■ Source data ■
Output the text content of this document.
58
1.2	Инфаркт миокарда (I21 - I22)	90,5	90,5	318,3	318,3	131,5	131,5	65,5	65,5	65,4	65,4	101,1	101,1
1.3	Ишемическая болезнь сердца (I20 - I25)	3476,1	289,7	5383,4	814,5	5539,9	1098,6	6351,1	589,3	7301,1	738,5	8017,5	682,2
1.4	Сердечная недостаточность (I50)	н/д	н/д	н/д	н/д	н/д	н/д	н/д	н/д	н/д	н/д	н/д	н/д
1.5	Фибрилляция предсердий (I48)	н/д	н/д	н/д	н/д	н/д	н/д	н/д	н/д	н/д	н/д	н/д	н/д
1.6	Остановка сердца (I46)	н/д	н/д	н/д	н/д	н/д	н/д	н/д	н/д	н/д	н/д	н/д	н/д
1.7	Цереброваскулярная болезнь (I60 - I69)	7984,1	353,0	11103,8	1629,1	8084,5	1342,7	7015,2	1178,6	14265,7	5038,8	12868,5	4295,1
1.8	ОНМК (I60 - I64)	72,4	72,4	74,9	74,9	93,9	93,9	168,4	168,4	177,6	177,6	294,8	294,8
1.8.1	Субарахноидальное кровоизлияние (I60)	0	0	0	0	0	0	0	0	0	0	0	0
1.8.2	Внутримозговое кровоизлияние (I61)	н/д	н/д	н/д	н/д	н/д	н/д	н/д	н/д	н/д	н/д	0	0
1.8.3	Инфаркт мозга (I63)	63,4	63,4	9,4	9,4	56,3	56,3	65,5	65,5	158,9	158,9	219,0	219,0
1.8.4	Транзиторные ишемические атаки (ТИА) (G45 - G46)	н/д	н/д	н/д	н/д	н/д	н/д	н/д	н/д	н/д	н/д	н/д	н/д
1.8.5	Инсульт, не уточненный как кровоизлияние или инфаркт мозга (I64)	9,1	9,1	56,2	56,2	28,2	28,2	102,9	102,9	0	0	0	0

■ What to produce ■
Write out every line of the records exactly.

■ Reply ■
Output the text content of this document.
58
1.2	Инфаркт миокарда (I21 - I22)	90,5	90,5	318,3	318,3	131,5	131,5	65,5	65,5	65,4	65,4	101,1	101,1
1.3	Ишемическая болезнь сердца (I20 - I25)	3476,1	289,7	5383,4	814,5	5539,9	1098,6	6351,1	589,3	7301,1	738,5	8017,5	682,2
1.4	Сердечная недостаточность (I50)	н/д	н/д	н/д	н/д	н/д	н/д	н/д	н/д	н/д	н/д	н/д	н/д
1.5	Фибрилляция предсердий (I48)	н/д	н/д	н/д	н/д	н/д	н/д	н/д	н/д	н/д	н/д	н/д	н/д
1.6	Остановка сердца (I46)	н/д	н/д	н/д	н/д	н/д	н/д	н/д	н/д	н/д	н/д	н/д	н/д
1.7	Цереброваскулярная болезнь (I60 - I69)	7984,1	353,0	11103,8	1629,1	8084,5	1342,7	7015,2	1178,6	14265,7	5038,8	12868,5	4295,1
1.8	ОНМК (I60 - I64)	72,4	72,4	74,9	74,9	93,9	93,9	168,4	168,4	177,6	177,6	294,8	294,8
1.8.1	Субарахноидальное кровоизлияние (I60)	0	0	0	0	0	0	0	0	0	0	0	0
1.8.2	Внутримозговое кровоизлияние (I61)	н/д	н/д	н/д	н/д	н/д	н/д	н/д	н/д	н/д	н/д	0	0
1.8.3	Инфаркт мозга (I63)	63,4	63,4	9,4	9,4	56,3	56,3	65,5	65,5	158,9	158,9	219,0	219,0
1.8.4	Транзиторные ишемические атаки (ТИА) (G45 - G46)	н/д	н/д	н/д	н/д	н/д	н/д	н/д	н/д	н/д	н/д	н/д	н/д
1.8.5	Инсульт, не уточненный как кровоизлияние или инфаркт мозга (I64)	9,1	9,1	56,2	56,2	28,2	28,2	102,9	102,9	0	0	0	0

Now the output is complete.